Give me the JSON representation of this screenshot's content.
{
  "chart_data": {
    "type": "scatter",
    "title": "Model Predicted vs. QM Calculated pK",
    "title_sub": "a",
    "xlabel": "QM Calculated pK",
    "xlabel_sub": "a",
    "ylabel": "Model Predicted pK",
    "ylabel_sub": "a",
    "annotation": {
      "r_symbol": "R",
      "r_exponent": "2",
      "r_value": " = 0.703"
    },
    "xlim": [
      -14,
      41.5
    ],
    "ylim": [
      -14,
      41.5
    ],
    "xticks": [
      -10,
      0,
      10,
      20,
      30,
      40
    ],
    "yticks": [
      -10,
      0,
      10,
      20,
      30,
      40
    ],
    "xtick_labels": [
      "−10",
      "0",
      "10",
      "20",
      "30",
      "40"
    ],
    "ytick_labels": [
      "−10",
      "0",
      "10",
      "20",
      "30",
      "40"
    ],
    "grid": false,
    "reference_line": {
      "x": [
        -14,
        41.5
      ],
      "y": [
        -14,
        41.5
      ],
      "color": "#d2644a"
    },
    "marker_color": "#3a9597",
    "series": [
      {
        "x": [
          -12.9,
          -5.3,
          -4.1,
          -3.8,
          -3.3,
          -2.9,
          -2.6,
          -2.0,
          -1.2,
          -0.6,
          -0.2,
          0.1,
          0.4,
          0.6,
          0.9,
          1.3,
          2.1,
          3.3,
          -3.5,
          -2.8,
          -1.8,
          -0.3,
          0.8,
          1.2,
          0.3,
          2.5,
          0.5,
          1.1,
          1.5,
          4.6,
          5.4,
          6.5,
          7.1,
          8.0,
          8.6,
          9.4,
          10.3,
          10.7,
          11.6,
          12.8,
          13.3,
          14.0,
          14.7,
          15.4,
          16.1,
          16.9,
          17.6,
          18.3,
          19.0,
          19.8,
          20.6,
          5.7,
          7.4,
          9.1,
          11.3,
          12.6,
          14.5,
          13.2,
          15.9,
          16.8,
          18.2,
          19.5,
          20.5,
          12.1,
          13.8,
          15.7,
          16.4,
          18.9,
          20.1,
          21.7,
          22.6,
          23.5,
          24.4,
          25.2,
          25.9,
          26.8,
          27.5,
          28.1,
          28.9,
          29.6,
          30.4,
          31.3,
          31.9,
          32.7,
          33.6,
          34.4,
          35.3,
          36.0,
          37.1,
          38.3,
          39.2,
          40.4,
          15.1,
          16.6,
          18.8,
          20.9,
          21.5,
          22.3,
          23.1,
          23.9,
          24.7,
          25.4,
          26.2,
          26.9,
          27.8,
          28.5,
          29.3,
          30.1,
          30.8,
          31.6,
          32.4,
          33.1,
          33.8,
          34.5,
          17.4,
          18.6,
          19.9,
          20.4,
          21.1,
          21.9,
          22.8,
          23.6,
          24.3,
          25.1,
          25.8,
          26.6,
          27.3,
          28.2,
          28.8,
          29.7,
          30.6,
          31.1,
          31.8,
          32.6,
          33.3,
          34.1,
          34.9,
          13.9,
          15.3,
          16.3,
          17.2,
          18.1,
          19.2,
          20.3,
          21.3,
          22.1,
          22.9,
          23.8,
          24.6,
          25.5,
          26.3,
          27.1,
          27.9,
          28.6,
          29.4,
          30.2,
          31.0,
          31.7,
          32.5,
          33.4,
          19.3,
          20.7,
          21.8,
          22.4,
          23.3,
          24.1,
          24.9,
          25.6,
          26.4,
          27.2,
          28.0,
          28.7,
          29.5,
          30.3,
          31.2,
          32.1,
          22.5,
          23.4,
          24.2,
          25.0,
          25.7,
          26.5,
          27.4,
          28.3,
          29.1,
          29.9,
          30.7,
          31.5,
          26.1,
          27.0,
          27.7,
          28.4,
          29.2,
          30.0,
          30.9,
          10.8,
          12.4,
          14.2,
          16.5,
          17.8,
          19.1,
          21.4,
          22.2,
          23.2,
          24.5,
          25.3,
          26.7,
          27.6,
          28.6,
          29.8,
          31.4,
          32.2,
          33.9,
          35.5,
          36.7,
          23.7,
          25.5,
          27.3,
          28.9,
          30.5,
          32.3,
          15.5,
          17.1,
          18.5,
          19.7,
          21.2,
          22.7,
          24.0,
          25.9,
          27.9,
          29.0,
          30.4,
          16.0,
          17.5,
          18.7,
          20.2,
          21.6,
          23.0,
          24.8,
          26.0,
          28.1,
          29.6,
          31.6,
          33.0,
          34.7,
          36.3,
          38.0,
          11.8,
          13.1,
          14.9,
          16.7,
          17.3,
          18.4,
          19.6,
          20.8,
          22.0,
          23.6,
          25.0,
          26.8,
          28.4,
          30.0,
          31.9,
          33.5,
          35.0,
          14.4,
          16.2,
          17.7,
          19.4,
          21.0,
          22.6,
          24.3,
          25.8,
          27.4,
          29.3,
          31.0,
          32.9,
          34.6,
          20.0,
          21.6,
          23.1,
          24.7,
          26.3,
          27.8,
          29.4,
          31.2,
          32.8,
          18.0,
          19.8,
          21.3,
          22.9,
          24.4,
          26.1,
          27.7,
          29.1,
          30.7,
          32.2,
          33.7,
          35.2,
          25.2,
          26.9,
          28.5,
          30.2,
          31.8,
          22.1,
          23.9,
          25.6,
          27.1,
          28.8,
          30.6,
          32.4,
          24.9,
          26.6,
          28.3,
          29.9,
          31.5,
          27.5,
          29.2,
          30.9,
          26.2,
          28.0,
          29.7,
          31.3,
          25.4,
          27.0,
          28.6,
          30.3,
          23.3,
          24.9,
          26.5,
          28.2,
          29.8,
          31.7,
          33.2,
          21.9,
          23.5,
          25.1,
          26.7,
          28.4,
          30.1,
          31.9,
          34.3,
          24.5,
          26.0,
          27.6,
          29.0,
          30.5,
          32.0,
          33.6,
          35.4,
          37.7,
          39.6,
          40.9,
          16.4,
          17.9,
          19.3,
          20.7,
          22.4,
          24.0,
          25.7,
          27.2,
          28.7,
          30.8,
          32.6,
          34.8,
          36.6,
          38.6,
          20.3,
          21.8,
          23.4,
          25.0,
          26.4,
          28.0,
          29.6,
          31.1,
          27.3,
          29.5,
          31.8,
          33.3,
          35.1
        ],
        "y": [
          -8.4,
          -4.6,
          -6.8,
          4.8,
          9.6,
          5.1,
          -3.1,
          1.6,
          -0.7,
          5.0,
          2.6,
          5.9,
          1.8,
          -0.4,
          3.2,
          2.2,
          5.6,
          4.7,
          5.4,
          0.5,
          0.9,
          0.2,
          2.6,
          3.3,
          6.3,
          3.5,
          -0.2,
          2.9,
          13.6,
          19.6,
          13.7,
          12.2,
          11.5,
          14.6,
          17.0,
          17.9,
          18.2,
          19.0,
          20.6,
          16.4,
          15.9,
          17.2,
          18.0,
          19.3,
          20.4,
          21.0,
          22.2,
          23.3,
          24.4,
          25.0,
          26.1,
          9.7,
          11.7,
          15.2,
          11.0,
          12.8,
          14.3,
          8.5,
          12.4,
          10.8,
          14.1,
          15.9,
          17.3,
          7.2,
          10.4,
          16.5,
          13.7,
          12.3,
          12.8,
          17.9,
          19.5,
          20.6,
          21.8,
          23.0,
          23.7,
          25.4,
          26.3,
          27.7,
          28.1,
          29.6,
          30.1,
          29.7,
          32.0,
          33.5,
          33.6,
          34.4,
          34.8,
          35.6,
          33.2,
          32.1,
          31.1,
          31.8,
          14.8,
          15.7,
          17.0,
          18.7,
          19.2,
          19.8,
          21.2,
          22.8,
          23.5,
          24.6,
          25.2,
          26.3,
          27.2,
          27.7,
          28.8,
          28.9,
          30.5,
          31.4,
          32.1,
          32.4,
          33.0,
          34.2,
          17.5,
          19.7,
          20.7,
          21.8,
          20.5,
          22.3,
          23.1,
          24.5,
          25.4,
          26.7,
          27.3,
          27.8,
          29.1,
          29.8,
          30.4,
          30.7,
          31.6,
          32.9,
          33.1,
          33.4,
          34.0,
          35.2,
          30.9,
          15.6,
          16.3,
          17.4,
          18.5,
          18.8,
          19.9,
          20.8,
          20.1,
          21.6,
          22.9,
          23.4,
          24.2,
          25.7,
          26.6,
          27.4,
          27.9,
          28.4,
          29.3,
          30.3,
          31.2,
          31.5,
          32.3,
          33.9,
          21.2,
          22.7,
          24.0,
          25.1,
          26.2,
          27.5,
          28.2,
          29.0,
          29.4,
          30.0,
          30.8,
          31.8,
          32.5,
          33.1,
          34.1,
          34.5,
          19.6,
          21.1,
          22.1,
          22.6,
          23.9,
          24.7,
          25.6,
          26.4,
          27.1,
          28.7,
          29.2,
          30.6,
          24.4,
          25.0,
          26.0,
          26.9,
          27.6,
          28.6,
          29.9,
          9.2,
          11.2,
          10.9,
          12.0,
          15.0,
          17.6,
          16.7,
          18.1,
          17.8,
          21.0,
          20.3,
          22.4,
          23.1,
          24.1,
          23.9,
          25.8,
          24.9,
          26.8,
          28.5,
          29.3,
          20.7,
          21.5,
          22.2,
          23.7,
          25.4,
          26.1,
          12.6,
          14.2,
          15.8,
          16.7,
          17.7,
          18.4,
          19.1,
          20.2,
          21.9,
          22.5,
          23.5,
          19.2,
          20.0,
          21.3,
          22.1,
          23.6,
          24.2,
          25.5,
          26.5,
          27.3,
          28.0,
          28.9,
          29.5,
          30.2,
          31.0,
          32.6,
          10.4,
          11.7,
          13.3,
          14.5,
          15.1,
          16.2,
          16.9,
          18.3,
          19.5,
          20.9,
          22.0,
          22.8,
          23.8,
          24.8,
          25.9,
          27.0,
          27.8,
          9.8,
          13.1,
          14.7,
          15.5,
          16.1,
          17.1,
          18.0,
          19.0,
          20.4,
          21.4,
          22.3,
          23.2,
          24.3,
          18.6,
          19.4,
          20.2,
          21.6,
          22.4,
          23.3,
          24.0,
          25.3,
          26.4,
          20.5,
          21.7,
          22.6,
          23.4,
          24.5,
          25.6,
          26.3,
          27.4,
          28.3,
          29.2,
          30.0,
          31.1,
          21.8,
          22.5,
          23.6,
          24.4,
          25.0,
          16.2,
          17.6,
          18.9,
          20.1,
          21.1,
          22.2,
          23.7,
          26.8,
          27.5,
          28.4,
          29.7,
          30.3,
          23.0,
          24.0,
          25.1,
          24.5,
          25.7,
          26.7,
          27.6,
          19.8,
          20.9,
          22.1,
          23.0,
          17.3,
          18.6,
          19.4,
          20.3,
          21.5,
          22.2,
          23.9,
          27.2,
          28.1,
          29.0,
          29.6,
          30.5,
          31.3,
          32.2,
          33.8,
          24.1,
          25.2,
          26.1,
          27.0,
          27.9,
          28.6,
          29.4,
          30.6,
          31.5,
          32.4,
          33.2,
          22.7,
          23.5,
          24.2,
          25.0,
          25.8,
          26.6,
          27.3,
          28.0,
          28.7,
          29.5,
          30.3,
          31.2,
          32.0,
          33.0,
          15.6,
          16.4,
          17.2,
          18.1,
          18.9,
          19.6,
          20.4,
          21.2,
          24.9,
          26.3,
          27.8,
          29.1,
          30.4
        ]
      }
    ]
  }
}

※ ※ ※

#### TASK OBJECTIVE:
Copy every line in the records above that contains the word "Calculated".

#### EXPECTED OUTPUT:
    "title": "Model Predicted vs. QM Calculated pK",
    "xlabel": "QM Calculated pK",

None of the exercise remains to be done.